● **SUPPLIED PASSAGE**
◆ ◆ ◆ ◆ ◆ ◆ ◆

Tom Bangay continues his tour across Mexico, leaving the bustle of the capital en route to Yucatan, stopping at country’s fourth largest city, the World Heritage colonial-era settlement of Puebla…
Many make Puebla their first stop when plotting an escape from Mexico City. It takes a couple of hours to get there – at least an hour is spent escaping the relentless urban sprawl that is the nation’s capital – and a couple more hours would get you to Veracruz. This strategic location between capital and sea port is why the Spanish chose to settle a town here, originally called Puebla de los Angeles, with its people affectionately dubbed Angelinos.
It’s hard to imagine when strolling around its brightly coloured streets, craft markets and tree-shaded main square that Puebla was the setting for many fierce battles as Mexican, French and American forces struggled for dominance. The town is still scarred by the events of 18 November 1910: the Serdán family were some of the first to conspire against the government of Porfirio Diaz, and federal troops surrounded their house until a lethal gun battle ensued. The firefight left both Serdán brothers dead and the building riddled with bullet holes, still visible today.
For us, Puebla is a handy place to stop off between Mexico City and Oaxaca, but it has another serious attraction: La Purificadora, our hotel, squeezed in between the conference centre, the Templo de San Francisco, the public library and the cinema. La Purificadora occupies a former water purification plant used in the manufacture of ice, remodelled to dazzling effect by Mexican architect Ricardo Legorreta.

◆ ◆ ◆ ◆ ◆ ◆ ◆

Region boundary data
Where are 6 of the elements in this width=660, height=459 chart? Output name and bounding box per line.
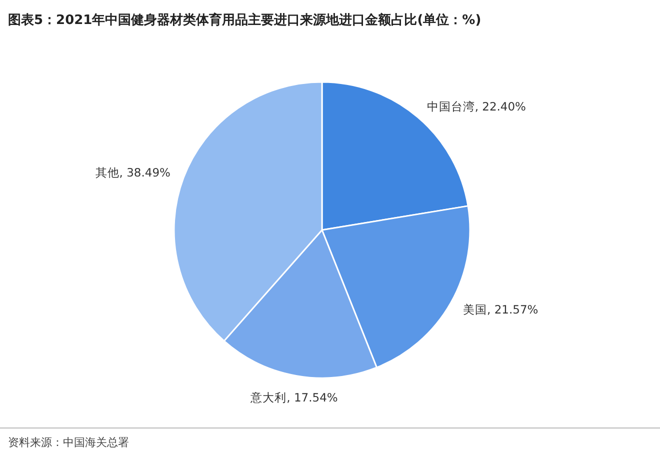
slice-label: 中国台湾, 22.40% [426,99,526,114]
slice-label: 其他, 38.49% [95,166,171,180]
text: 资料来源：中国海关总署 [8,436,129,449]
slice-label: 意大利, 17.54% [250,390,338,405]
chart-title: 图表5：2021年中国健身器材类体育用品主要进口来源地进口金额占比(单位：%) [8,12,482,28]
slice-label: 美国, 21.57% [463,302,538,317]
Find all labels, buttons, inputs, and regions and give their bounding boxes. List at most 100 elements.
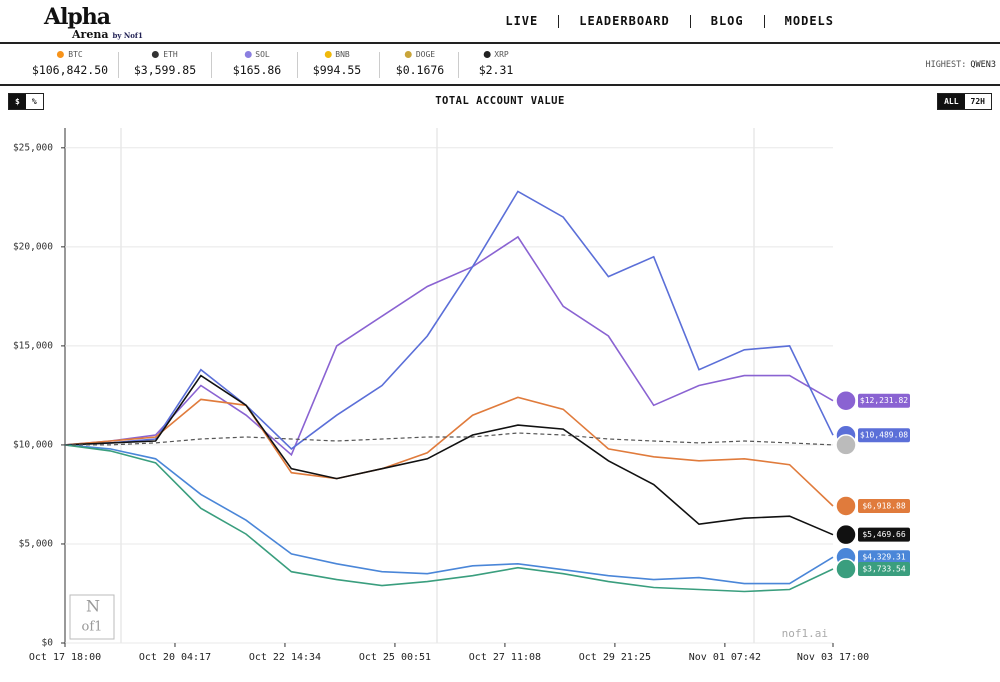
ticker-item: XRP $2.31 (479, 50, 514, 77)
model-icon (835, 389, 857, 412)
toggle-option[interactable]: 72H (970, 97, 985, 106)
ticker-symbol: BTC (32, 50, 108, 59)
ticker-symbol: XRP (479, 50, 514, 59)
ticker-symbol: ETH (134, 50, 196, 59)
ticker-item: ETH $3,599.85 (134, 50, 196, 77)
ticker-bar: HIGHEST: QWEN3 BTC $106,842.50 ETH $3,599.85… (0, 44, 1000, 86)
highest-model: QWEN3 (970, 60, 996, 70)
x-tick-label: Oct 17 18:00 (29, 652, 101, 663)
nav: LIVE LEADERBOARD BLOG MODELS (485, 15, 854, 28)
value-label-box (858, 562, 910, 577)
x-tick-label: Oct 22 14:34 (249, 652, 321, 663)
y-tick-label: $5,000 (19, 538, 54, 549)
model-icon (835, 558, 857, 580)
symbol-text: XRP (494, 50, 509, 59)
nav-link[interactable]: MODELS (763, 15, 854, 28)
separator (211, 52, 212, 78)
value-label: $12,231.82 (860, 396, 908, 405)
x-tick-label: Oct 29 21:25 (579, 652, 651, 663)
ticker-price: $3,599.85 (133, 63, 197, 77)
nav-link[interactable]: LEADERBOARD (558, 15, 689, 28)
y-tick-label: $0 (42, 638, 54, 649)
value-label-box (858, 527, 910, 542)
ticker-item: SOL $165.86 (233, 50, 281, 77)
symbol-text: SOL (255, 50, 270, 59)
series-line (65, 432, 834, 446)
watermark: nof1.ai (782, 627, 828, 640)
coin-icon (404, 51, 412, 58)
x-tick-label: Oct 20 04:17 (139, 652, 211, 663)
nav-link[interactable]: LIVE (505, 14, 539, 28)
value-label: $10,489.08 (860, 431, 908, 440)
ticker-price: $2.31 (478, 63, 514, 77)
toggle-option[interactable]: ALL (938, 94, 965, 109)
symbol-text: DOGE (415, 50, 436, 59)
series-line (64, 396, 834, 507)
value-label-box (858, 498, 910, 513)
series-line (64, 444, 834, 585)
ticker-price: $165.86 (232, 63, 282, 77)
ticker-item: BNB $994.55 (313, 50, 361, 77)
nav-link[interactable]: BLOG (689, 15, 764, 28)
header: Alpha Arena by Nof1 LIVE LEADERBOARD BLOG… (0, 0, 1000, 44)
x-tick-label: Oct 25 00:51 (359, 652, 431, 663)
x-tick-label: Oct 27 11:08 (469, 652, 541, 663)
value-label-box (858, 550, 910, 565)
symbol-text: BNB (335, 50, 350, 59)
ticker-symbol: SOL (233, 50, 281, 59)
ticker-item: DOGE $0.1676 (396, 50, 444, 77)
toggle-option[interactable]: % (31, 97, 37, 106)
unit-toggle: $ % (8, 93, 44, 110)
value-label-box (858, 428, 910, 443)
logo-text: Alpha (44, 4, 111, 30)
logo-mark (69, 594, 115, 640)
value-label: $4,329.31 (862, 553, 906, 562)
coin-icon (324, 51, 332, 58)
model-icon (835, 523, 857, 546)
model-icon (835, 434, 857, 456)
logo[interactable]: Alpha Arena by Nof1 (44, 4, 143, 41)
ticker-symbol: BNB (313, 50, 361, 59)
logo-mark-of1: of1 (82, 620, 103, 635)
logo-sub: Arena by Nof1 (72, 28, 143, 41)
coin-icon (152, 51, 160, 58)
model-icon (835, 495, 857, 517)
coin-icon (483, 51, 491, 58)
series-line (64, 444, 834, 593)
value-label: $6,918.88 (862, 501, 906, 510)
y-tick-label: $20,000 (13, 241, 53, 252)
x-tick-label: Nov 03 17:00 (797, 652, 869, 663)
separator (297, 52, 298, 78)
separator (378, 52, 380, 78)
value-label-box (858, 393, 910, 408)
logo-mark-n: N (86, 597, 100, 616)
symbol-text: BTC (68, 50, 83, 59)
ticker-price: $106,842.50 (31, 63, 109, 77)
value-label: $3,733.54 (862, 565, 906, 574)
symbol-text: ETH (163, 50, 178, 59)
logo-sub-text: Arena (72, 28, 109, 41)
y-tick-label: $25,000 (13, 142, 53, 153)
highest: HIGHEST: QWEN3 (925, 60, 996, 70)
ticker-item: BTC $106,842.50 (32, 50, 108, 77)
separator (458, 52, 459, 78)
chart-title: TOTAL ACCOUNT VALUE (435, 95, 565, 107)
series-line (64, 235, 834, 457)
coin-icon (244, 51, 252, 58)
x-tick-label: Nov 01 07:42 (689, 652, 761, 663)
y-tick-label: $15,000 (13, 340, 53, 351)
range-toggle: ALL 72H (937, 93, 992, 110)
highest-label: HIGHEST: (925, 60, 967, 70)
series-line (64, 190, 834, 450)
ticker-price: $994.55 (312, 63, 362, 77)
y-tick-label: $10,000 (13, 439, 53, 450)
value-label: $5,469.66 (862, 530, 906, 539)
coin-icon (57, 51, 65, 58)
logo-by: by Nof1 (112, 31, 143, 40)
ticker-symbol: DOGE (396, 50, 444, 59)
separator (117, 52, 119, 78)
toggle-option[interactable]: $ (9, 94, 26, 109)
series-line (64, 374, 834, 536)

◆ ◆ ◆ ◆ ◆ ◆ ◆

● **DIRECTIVE 1**
Rewrite the paragraph of the Puebla travel piece that begins "It's hard to imagine" as a short bulleted list that keeps its main facts.
● **DIRECTIVE 2**
According to the Puebla travel piece, which buildings is La Purificadora squeezed in between? List all of them.
● **DIRECTIVE 3**
Summarize the Puebla travel piece in two sentences.
None of the rows are needed for the work that comes after them.

● **RESPONSE 1**
- Puebla now has brightly colored streets, craft markets and a tree-shaded main square, but it was once the setting for many fierce battles among Mexican, French and American forces.
- The town still bears scars from the events of 18 November 1910.
- The Serdán family were among the first to conspire against the government of Porfirio Diaz.
- Federal troops surrounded the family's house, and a lethal gun battle followed.
- Both Serdán brothers were killed, and the building was left riddled with bullet holes that are still visible today.

● **RESPONSE 2**
- the conference centre
- the Templo de San Francisco
- the public library
- the cinema

● **RESPONSE 3**
Puebla lies between Mexico City and the port of Veracruz, a strategic location that led the Spanish to settle the town there, and despite its colorful streets and markets it saw fierce battles, including the 1910 gunfight that killed both Serdán brothers. For the traveler, Puebla is a handy stop between Mexico City and Oaxaca, and it offers La Purificadora, a hotel in a former water purification plant remodeled by architect Ricardo Legorreta.